MATERIALS PROVIDED:
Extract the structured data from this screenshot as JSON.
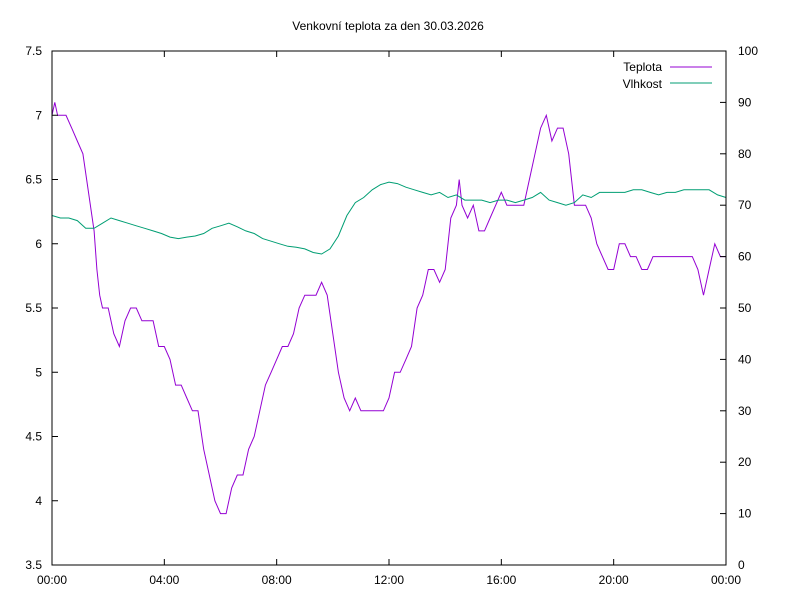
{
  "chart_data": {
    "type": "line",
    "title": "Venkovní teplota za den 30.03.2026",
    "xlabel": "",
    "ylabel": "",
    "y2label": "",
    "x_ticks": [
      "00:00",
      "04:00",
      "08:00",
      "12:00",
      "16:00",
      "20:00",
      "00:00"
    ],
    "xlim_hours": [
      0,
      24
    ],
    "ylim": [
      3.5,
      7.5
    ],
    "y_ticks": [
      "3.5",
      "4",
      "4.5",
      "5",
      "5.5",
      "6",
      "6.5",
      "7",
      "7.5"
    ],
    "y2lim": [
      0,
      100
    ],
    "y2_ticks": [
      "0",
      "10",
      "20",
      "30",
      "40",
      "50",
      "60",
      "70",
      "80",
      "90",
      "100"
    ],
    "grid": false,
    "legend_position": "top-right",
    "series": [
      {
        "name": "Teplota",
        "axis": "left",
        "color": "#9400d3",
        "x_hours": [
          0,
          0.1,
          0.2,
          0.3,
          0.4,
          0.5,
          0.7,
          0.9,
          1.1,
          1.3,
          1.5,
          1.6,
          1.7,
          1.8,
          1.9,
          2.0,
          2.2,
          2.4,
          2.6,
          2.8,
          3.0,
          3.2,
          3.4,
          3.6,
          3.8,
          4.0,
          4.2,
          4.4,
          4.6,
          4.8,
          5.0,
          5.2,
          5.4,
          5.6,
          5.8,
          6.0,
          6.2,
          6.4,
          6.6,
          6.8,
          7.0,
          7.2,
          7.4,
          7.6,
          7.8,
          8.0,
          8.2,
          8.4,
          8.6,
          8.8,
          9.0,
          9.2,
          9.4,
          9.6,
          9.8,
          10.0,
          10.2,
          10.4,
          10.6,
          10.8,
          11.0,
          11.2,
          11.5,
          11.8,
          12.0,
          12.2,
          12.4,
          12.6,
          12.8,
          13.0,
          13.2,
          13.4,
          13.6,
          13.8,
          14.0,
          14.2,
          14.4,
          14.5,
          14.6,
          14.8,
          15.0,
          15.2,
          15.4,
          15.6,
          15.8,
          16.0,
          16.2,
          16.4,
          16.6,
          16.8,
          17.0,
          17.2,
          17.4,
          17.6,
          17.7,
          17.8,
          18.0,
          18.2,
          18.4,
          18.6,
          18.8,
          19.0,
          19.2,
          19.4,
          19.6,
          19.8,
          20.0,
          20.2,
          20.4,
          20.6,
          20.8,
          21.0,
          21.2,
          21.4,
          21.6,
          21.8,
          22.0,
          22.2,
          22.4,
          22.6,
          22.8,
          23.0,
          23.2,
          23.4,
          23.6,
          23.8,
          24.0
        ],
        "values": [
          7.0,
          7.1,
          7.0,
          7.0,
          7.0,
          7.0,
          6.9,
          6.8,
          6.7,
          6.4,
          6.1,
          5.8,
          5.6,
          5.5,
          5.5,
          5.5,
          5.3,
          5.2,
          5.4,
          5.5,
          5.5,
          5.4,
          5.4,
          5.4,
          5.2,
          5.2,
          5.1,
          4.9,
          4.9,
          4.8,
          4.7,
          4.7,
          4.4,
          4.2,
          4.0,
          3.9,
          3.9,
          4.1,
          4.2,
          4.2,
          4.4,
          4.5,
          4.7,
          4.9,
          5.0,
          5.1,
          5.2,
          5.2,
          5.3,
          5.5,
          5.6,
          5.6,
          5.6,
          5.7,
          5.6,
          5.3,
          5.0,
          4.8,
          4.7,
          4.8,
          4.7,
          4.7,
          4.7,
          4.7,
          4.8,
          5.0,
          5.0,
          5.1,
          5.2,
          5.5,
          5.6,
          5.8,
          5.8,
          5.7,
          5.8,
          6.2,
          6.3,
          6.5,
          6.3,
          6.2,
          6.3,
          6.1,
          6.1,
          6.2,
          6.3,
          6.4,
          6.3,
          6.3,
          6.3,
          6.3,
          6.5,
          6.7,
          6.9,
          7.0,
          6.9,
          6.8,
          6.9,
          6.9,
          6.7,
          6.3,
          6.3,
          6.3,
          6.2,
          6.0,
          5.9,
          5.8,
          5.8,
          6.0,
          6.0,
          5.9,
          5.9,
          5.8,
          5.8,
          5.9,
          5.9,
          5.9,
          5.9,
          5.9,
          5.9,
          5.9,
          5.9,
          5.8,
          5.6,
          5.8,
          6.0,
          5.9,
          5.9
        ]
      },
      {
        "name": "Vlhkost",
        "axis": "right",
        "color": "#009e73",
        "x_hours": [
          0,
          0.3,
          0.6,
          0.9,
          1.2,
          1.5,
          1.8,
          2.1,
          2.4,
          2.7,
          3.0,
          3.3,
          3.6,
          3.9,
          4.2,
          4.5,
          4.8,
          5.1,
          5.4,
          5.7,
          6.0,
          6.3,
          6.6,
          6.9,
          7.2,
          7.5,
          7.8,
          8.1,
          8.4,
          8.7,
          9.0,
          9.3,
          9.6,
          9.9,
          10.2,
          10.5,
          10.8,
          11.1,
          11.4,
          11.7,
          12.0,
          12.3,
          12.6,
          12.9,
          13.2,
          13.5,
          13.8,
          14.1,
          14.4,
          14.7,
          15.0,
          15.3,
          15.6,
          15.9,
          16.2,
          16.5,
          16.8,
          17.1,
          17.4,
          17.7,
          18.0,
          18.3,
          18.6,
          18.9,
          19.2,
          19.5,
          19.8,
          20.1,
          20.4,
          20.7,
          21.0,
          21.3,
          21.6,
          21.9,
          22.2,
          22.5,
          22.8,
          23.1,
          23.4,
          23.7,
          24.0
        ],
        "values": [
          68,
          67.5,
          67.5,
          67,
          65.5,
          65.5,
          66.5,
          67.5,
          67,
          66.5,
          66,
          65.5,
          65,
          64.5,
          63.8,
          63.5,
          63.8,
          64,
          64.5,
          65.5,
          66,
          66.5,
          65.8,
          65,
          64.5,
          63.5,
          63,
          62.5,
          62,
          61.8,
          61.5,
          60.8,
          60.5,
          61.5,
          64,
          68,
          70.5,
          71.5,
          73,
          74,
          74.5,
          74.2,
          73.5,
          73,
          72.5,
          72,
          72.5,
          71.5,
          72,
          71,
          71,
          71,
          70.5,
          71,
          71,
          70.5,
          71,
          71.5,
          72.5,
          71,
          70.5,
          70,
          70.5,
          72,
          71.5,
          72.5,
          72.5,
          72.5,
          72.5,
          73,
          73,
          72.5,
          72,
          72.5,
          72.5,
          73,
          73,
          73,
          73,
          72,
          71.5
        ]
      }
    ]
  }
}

YOUR OBJECTIVE: Repeat the material above verbatim, with no pictures in the output.

RESULT OF THIS TASK:
Extract the structured data from this screenshot as JSON.
{
  "chart_data": {
    "type": "line",
    "title": "Venkovní teplota za den 30.03.2026",
    "xlabel": "",
    "ylabel": "",
    "y2label": "",
    "x_ticks": [
      "00:00",
      "04:00",
      "08:00",
      "12:00",
      "16:00",
      "20:00",
      "00:00"
    ],
    "xlim_hours": [
      0,
      24
    ],
    "ylim": [
      3.5,
      7.5
    ],
    "y_ticks": [
      "3.5",
      "4",
      "4.5",
      "5",
      "5.5",
      "6",
      "6.5",
      "7",
      "7.5"
    ],
    "y2lim": [
      0,
      100
    ],
    "y2_ticks": [
      "0",
      "10",
      "20",
      "30",
      "40",
      "50",
      "60",
      "70",
      "80",
      "90",
      "100"
    ],
    "grid": false,
    "legend_position": "top-right",
    "series": [
      {
        "name": "Teplota",
        "axis": "left",
        "color": "#9400d3",
        "x_hours": [
          0,
          0.1,
          0.2,
          0.3,
          0.4,
          0.5,
          0.7,
          0.9,
          1.1,
          1.3,
          1.5,
          1.6,
          1.7,
          1.8,
          1.9,
          2.0,
          2.2,
          2.4,
          2.6,
          2.8,
          3.0,
          3.2,
          3.4,
          3.6,
          3.8,
          4.0,
          4.2,
          4.4,
          4.6,
          4.8,
          5.0,
          5.2,
          5.4,
          5.6,
          5.8,
          6.0,
          6.2,
          6.4,
          6.6,
          6.8,
          7.0,
          7.2,
          7.4,
          7.6,
          7.8,
          8.0,
          8.2,
          8.4,
          8.6,
          8.8,
          9.0,
          9.2,
          9.4,
          9.6,
          9.8,
          10.0,
          10.2,
          10.4,
          10.6,
          10.8,
          11.0,
          11.2,
          11.5,
          11.8,
          12.0,
          12.2,
          12.4,
          12.6,
          12.8,
          13.0,
          13.2,
          13.4,
          13.6,
          13.8,
          14.0,
          14.2,
          14.4,
          14.5,
          14.6,
          14.8,
          15.0,
          15.2,
          15.4,
          15.6,
          15.8,
          16.0,
          16.2,
          16.4,
          16.6,
          16.8,
          17.0,
          17.2,
          17.4,
          17.6,
          17.7,
          17.8,
          18.0,
          18.2,
          18.4,
          18.6,
          18.8,
          19.0,
          19.2,
          19.4,
          19.6,
          19.8,
          20.0,
          20.2,
          20.4,
          20.6,
          20.8,
          21.0,
          21.2,
          21.4,
          21.6,
          21.8,
          22.0,
          22.2,
          22.4,
          22.6,
          22.8,
          23.0,
          23.2,
          23.4,
          23.6,
          23.8,
          24.0
        ],
        "values": [
          7.0,
          7.1,
          7.0,
          7.0,
          7.0,
          7.0,
          6.9,
          6.8,
          6.7,
          6.4,
          6.1,
          5.8,
          5.6,
          5.5,
          5.5,
          5.5,
          5.3,
          5.2,
          5.4,
          5.5,
          5.5,
          5.4,
          5.4,
          5.4,
          5.2,
          5.2,
          5.1,
          4.9,
          4.9,
          4.8,
          4.7,
          4.7,
          4.4,
          4.2,
          4.0,
          3.9,
          3.9,
          4.1,
          4.2,
          4.2,
          4.4,
          4.5,
          4.7,
          4.9,
          5.0,
          5.1,
          5.2,
          5.2,
          5.3,
          5.5,
          5.6,
          5.6,
          5.6,
          5.7,
          5.6,
          5.3,
          5.0,
          4.8,
          4.7,
          4.8,
          4.7,
          4.7,
          4.7,
          4.7,
          4.8,
          5.0,
          5.0,
          5.1,
          5.2,
          5.5,
          5.6,
          5.8,
          5.8,
          5.7,
          5.8,
          6.2,
          6.3,
          6.5,
          6.3,
          6.2,
          6.3,
          6.1,
          6.1,
          6.2,
          6.3,
          6.4,
          6.3,
          6.3,
          6.3,
          6.3,
          6.5,
          6.7,
          6.9,
          7.0,
          6.9,
          6.8,
          6.9,
          6.9,
          6.7,
          6.3,
          6.3,
          6.3,
          6.2,
          6.0,
          5.9,
          5.8,
          5.8,
          6.0,
          6.0,
          5.9,
          5.9,
          5.8,
          5.8,
          5.9,
          5.9,
          5.9,
          5.9,
          5.9,
          5.9,
          5.9,
          5.9,
          5.8,
          5.6,
          5.8,
          6.0,
          5.9,
          5.9
        ]
      },
      {
        "name": "Vlhkost",
        "axis": "right",
        "color": "#009e73",
        "x_hours": [
          0,
          0.3,
          0.6,
          0.9,
          1.2,
          1.5,
          1.8,
          2.1,
          2.4,
          2.7,
          3.0,
          3.3,
          3.6,
          3.9,
          4.2,
          4.5,
          4.8,
          5.1,
          5.4,
          5.7,
          6.0,
          6.3,
          6.6,
          6.9,
          7.2,
          7.5,
          7.8,
          8.1,
          8.4,
          8.7,
          9.0,
          9.3,
          9.6,
          9.9,
          10.2,
          10.5,
          10.8,
          11.1,
          11.4,
          11.7,
          12.0,
          12.3,
          12.6,
          12.9,
          13.2,
          13.5,
          13.8,
          14.1,
          14.4,
          14.7,
          15.0,
          15.3,
          15.6,
          15.9,
          16.2,
          16.5,
          16.8,
          17.1,
          17.4,
          17.7,
          18.0,
          18.3,
          18.6,
          18.9,
          19.2,
          19.5,
          19.8,
          20.1,
          20.4,
          20.7,
          21.0,
          21.3,
          21.6,
          21.9,
          22.2,
          22.5,
          22.8,
          23.1,
          23.4,
          23.7,
          24.0
        ],
        "values": [
          68,
          67.5,
          67.5,
          67,
          65.5,
          65.5,
          66.5,
          67.5,
          67,
          66.5,
          66,
          65.5,
          65,
          64.5,
          63.8,
          63.5,
          63.8,
          64,
          64.5,
          65.5,
          66,
          66.5,
          65.8,
          65,
          64.5,
          63.5,
          63,
          62.5,
          62,
          61.8,
          61.5,
          60.8,
          60.5,
          61.5,
          64,
          68,
          70.5,
          71.5,
          73,
          74,
          74.5,
          74.2,
          73.5,
          73,
          72.5,
          72,
          72.5,
          71.5,
          72,
          71,
          71,
          71,
          70.5,
          71,
          71,
          70.5,
          71,
          71.5,
          72.5,
          71,
          70.5,
          70,
          70.5,
          72,
          71.5,
          72.5,
          72.5,
          72.5,
          72.5,
          73,
          73,
          72.5,
          72,
          72.5,
          72.5,
          73,
          73,
          73,
          73,
          72,
          71.5
        ]
      }
    ]
  }
}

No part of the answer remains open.